Check every line below for the word "more" and show those that hold it.
-- START DATASET EXCERPTS --
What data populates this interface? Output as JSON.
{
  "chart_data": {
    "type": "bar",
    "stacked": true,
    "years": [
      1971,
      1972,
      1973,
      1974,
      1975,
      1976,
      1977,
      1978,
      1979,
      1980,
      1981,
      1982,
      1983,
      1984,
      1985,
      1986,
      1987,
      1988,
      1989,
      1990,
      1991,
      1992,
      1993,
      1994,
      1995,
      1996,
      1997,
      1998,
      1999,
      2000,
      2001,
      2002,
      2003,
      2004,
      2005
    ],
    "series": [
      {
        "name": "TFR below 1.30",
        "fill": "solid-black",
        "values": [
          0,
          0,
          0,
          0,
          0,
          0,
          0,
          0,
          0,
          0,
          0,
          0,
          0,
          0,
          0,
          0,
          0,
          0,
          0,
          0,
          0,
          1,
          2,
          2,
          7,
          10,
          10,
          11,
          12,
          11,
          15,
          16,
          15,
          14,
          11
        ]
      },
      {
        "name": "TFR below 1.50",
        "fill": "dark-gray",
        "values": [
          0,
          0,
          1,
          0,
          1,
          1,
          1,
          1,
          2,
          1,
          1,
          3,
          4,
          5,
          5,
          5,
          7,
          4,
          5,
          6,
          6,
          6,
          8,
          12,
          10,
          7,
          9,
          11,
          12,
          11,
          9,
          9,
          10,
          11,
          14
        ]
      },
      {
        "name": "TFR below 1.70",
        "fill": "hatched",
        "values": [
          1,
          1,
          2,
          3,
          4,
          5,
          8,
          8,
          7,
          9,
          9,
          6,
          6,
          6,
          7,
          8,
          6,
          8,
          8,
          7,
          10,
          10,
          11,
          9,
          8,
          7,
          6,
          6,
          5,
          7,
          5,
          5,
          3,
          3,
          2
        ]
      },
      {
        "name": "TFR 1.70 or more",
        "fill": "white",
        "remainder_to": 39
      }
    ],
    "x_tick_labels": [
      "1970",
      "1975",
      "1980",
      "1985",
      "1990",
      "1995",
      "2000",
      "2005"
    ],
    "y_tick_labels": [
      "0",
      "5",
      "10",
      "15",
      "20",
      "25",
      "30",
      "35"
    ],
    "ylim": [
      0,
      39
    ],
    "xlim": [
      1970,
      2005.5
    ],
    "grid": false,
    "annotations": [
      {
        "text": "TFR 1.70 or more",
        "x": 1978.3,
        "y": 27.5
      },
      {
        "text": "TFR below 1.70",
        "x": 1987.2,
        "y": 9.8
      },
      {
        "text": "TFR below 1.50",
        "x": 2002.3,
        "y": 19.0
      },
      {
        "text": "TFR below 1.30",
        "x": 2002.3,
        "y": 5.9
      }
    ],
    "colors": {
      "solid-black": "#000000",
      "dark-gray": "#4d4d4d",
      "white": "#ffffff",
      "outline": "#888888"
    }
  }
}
-- END DATASET EXCERPTS --
-- START DATASET EXCERPTS --
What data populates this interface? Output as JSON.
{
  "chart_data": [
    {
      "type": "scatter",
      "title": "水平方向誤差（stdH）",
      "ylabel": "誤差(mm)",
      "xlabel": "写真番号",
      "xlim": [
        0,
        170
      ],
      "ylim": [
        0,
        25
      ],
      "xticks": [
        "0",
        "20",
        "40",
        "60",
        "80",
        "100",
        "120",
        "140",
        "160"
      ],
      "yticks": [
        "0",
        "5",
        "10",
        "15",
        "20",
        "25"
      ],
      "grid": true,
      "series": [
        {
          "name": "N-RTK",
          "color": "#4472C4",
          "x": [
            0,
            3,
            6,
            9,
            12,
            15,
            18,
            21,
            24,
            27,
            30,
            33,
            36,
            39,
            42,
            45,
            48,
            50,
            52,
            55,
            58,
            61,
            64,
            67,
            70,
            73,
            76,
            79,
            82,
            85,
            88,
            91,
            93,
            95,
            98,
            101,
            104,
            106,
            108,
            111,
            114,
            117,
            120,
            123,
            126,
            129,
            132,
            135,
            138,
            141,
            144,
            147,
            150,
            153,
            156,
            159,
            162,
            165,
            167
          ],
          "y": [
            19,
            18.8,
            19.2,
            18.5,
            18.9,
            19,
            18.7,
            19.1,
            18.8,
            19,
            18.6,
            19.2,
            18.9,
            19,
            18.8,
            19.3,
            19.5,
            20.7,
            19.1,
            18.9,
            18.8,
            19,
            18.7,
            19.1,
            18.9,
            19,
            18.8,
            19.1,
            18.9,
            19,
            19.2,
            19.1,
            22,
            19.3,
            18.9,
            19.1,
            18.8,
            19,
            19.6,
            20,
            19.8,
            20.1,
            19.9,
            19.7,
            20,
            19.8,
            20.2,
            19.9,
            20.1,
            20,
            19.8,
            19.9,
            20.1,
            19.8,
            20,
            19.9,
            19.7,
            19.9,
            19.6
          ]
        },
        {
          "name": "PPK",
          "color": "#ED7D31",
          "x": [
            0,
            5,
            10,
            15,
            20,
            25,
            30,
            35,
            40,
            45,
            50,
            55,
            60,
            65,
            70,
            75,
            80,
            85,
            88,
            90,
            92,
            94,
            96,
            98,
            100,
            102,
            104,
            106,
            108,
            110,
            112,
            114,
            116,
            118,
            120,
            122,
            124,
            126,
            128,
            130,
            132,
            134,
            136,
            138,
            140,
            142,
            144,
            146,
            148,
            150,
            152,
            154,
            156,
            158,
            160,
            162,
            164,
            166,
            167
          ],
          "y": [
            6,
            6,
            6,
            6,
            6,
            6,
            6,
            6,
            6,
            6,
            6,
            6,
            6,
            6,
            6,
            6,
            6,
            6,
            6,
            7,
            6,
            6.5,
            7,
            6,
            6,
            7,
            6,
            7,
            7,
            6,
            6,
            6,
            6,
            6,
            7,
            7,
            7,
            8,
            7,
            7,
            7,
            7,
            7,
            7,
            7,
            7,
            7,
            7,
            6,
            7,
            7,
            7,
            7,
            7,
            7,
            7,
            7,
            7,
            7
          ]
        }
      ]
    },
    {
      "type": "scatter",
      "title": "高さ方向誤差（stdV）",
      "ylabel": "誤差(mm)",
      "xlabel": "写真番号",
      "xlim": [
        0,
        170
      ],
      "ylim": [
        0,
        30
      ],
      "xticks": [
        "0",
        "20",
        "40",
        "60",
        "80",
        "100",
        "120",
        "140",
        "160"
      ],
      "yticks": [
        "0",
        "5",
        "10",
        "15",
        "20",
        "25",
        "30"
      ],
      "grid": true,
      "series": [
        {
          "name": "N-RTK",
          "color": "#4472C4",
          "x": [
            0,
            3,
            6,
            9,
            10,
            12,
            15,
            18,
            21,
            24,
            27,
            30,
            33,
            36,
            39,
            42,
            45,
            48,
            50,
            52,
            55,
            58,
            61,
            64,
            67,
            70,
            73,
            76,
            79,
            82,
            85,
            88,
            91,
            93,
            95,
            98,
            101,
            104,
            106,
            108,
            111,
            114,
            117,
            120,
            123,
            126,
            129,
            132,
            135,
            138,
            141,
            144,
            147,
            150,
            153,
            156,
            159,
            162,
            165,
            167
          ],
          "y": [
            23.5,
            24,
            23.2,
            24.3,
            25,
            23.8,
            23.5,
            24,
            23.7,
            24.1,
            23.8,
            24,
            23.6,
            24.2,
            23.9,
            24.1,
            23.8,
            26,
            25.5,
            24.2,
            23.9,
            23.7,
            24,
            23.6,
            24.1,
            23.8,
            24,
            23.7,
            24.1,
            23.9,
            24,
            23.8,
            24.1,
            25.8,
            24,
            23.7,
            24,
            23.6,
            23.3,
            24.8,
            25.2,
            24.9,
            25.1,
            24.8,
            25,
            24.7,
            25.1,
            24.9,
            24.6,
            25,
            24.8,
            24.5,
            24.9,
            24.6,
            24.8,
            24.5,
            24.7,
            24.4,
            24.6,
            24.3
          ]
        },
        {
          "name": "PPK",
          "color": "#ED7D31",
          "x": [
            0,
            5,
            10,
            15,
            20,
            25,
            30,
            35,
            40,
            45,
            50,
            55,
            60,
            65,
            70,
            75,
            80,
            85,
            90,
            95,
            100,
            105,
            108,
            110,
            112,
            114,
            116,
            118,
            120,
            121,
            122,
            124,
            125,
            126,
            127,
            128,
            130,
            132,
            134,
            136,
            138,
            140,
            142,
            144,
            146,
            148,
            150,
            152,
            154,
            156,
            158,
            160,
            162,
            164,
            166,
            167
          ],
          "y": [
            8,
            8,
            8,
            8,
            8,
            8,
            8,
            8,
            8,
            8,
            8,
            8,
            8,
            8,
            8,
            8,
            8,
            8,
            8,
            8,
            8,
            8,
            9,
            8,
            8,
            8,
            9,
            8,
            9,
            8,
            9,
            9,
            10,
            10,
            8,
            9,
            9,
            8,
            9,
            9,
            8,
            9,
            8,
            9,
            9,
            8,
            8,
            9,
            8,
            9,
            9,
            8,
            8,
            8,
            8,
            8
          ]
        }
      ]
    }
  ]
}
-- END DATASET EXCERPTS --
COMPLETED TASK.
        "name": "TFR 1.70 or more",
        "text": "TFR 1.70 or more",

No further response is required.